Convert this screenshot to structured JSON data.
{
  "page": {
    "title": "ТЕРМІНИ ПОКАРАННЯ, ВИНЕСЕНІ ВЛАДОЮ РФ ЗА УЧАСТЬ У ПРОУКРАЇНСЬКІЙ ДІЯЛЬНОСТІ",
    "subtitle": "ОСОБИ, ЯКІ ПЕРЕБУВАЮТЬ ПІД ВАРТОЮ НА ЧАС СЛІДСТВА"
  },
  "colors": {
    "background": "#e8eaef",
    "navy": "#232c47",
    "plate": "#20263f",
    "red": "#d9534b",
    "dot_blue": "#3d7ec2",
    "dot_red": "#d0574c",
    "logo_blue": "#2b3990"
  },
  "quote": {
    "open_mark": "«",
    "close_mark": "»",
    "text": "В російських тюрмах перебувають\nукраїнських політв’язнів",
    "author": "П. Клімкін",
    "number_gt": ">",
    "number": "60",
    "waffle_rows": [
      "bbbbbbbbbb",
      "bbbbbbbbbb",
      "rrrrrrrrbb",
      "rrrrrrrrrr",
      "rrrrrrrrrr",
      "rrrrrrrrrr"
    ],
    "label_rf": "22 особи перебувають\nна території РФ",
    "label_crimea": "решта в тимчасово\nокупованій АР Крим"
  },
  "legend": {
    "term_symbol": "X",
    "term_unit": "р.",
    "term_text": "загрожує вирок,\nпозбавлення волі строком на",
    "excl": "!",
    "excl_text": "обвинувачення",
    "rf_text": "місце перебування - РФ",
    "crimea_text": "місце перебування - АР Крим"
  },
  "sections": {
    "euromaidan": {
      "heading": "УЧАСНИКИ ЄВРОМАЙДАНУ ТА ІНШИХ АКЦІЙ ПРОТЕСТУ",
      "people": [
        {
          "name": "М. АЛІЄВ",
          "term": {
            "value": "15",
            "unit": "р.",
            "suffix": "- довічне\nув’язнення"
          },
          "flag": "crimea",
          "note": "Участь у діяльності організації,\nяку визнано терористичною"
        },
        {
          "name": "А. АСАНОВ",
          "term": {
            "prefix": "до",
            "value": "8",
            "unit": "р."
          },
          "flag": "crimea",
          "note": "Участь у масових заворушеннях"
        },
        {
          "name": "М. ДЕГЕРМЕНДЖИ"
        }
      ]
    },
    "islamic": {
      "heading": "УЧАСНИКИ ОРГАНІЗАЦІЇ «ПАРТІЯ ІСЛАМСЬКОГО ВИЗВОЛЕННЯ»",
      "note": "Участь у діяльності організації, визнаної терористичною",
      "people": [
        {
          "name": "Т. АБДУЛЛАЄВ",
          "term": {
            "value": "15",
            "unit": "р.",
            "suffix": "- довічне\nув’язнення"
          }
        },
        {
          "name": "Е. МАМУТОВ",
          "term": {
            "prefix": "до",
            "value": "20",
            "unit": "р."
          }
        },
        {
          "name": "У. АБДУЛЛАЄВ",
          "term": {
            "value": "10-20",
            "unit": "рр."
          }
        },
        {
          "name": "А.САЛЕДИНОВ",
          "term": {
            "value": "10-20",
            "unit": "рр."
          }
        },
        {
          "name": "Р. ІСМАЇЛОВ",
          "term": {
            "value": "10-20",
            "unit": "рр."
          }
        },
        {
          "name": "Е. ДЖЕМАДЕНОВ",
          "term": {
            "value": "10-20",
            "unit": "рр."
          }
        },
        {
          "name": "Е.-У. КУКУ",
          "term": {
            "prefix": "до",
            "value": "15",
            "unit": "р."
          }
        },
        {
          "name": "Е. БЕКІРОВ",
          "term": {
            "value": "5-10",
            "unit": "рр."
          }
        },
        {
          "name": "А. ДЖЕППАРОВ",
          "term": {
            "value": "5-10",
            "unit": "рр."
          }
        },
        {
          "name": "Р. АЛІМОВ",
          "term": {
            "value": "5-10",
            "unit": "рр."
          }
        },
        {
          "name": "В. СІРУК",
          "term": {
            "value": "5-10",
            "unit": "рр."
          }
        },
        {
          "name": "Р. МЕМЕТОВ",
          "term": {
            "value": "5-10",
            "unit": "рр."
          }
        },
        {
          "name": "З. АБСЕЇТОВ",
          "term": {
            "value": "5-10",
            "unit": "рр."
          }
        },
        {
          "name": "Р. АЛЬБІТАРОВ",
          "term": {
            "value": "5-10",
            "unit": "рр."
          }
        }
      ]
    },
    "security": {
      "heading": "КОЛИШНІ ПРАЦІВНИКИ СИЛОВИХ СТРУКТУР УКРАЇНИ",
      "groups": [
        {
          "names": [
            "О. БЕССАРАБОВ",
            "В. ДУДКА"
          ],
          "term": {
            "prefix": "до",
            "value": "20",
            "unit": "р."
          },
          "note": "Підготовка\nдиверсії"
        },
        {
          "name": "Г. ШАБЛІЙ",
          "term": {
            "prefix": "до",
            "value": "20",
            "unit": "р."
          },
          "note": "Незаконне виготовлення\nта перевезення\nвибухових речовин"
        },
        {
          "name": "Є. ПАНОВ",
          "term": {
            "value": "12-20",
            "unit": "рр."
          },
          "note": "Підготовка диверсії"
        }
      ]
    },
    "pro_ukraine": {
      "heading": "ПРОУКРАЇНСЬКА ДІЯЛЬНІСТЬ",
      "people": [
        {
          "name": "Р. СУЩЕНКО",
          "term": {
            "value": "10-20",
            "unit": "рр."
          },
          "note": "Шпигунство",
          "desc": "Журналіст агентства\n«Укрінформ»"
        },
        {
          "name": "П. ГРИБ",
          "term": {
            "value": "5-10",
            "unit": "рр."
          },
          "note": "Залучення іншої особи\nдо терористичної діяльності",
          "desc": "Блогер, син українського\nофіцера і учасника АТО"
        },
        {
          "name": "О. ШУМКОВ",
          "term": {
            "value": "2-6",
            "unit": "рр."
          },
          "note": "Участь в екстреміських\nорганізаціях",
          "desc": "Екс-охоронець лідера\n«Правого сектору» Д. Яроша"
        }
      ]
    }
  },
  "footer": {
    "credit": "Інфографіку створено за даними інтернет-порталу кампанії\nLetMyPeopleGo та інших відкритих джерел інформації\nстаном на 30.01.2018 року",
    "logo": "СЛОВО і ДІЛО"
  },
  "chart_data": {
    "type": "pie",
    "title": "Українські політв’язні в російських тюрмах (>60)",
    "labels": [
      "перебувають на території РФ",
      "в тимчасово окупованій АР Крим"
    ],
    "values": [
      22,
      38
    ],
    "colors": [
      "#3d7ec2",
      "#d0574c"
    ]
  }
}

**What this task involves:** Write the material out again word for word.

**Response below:**
Convert this screenshot to structured JSON data.
{
  "page": {
    "title": "ТЕРМІНИ ПОКАРАННЯ, ВИНЕСЕНІ ВЛАДОЮ РФ ЗА УЧАСТЬ У ПРОУКРАЇНСЬКІЙ ДІЯЛЬНОСТІ",
    "subtitle": "ОСОБИ, ЯКІ ПЕРЕБУВАЮТЬ ПІД ВАРТОЮ НА ЧАС СЛІДСТВА"
  },
  "colors": {
    "background": "#e8eaef",
    "navy": "#232c47",
    "plate": "#20263f",
    "red": "#d9534b",
    "dot_blue": "#3d7ec2",
    "dot_red": "#d0574c",
    "logo_blue": "#2b3990"
  },
  "quote": {
    "open_mark": "«",
    "close_mark": "»",
    "text": "В російських тюрмах перебувають\nукраїнських політв’язнів",
    "author": "П. Клімкін",
    "number_gt": ">",
    "number": "60",
    "waffle_rows": [
      "bbbbbbbbbb",
      "bbbbbbbbbb",
      "rrrrrrrrbb",
      "rrrrrrrrrr",
      "rrrrrrrrrr",
      "rrrrrrrrrr"
    ],
    "label_rf": "22 особи перебувають\nна території РФ",
    "label_crimea": "решта в тимчасово\nокупованій АР Крим"
  },
  "legend": {
    "term_symbol": "X",
    "term_unit": "р.",
    "term_text": "загрожує вирок,\nпозбавлення волі строком на",
    "excl": "!",
    "excl_text": "обвинувачення",
    "rf_text": "місце перебування - РФ",
    "crimea_text": "місце перебування - АР Крим"
  },
  "sections": {
    "euromaidan": {
      "heading": "УЧАСНИКИ ЄВРОМАЙДАНУ ТА ІНШИХ АКЦІЙ ПРОТЕСТУ",
      "people": [
        {
          "name": "М. АЛІЄВ",
          "term": {
            "value": "15",
            "unit": "р.",
            "suffix": "- довічне\nув’язнення"
          },
          "flag": "crimea",
          "note": "Участь у діяльності організації,\nяку визнано терористичною"
        },
        {
          "name": "А. АСАНОВ",
          "term": {
            "prefix": "до",
            "value": "8",
            "unit": "р."
          },
          "flag": "crimea",
          "note": "Участь у масових заворушеннях"
        },
        {
          "name": "М. ДЕГЕРМЕНДЖИ"
        }
      ]
    },
    "islamic": {
      "heading": "УЧАСНИКИ ОРГАНІЗАЦІЇ «ПАРТІЯ ІСЛАМСЬКОГО ВИЗВОЛЕННЯ»",
      "note": "Участь у діяльності організації, визнаної терористичною",
      "people": [
        {
          "name": "Т. АБДУЛЛАЄВ",
          "term": {
            "value": "15",
            "unit": "р.",
            "suffix": "- довічне\nув’язнення"
          }
        },
        {
          "name": "Е. МАМУТОВ",
          "term": {
            "prefix": "до",
            "value": "20",
            "unit": "р."
          }
        },
        {
          "name": "У. АБДУЛЛАЄВ",
          "term": {
            "value": "10-20",
            "unit": "рр."
          }
        },
        {
          "name": "А.САЛЕДИНОВ",
          "term": {
            "value": "10-20",
            "unit": "рр."
          }
        },
        {
          "name": "Р. ІСМАЇЛОВ",
          "term": {
            "value": "10-20",
            "unit": "рр."
          }
        },
        {
          "name": "Е. ДЖЕМАДЕНОВ",
          "term": {
            "value": "10-20",
            "unit": "рр."
          }
        },
        {
          "name": "Е.-У. КУКУ",
          "term": {
            "prefix": "до",
            "value": "15",
            "unit": "р."
          }
        },
        {
          "name": "Е. БЕКІРОВ",
          "term": {
            "value": "5-10",
            "unit": "рр."
          }
        },
        {
          "name": "А. ДЖЕППАРОВ",
          "term": {
            "value": "5-10",
            "unit": "рр."
          }
        },
        {
          "name": "Р. АЛІМОВ",
          "term": {
            "value": "5-10",
            "unit": "рр."
          }
        },
        {
          "name": "В. СІРУК",
          "term": {
            "value": "5-10",
            "unit": "рр."
          }
        },
        {
          "name": "Р. МЕМЕТОВ",
          "term": {
            "value": "5-10",
            "unit": "рр."
          }
        },
        {
          "name": "З. АБСЕЇТОВ",
          "term": {
            "value": "5-10",
            "unit": "рр."
          }
        },
        {
          "name": "Р. АЛЬБІТАРОВ",
          "term": {
            "value": "5-10",
            "unit": "рр."
          }
        }
      ]
    },
    "security": {
      "heading": "КОЛИШНІ ПРАЦІВНИКИ СИЛОВИХ СТРУКТУР УКРАЇНИ",
      "groups": [
        {
          "names": [
            "О. БЕССАРАБОВ",
            "В. ДУДКА"
          ],
          "term": {
            "prefix": "до",
            "value": "20",
            "unit": "р."
          },
          "note": "Підготовка\nдиверсії"
        },
        {
          "name": "Г. ШАБЛІЙ",
          "term": {
            "prefix": "до",
            "value": "20",
            "unit": "р."
          },
          "note": "Незаконне виготовлення\nта перевезення\nвибухових речовин"
        },
        {
          "name": "Є. ПАНОВ",
          "term": {
            "value": "12-20",
            "unit": "рр."
          },
          "note": "Підготовка диверсії"
        }
      ]
    },
    "pro_ukraine": {
      "heading": "ПРОУКРАЇНСЬКА ДІЯЛЬНІСТЬ",
      "people": [
        {
          "name": "Р. СУЩЕНКО",
          "term": {
            "value": "10-20",
            "unit": "рр."
          },
          "note": "Шпигунство",
          "desc": "Журналіст агентства\n«Укрінформ»"
        },
        {
          "name": "П. ГРИБ",
          "term": {
            "value": "5-10",
            "unit": "рр."
          },
          "note": "Залучення іншої особи\nдо терористичної діяльності",
          "desc": "Блогер, син українського\nофіцера і учасника АТО"
        },
        {
          "name": "О. ШУМКОВ",
          "term": {
            "value": "2-6",
            "unit": "рр."
          },
          "note": "Участь в екстреміських\nорганізаціях",
          "desc": "Екс-охоронець лідера\n«Правого сектору» Д. Яроша"
        }
      ]
    }
  },
  "footer": {
    "credit": "Інфографіку створено за даними інтернет-порталу кампанії\nLetMyPeopleGo та інших відкритих джерел інформації\nстаном на 30.01.2018 року",
    "logo": "СЛОВО і ДІЛО"
  },
  "chart_data": {
    "type": "pie",
    "title": "Українські політв’язні в російських тюрмах (>60)",
    "labels": [
      "перебувають на території РФ",
      "в тимчасово окупованій АР Крим"
    ],
    "values": [
      22,
      38
    ],
    "colors": [
      "#3d7ec2",
      "#d0574c"
    ]
  }
}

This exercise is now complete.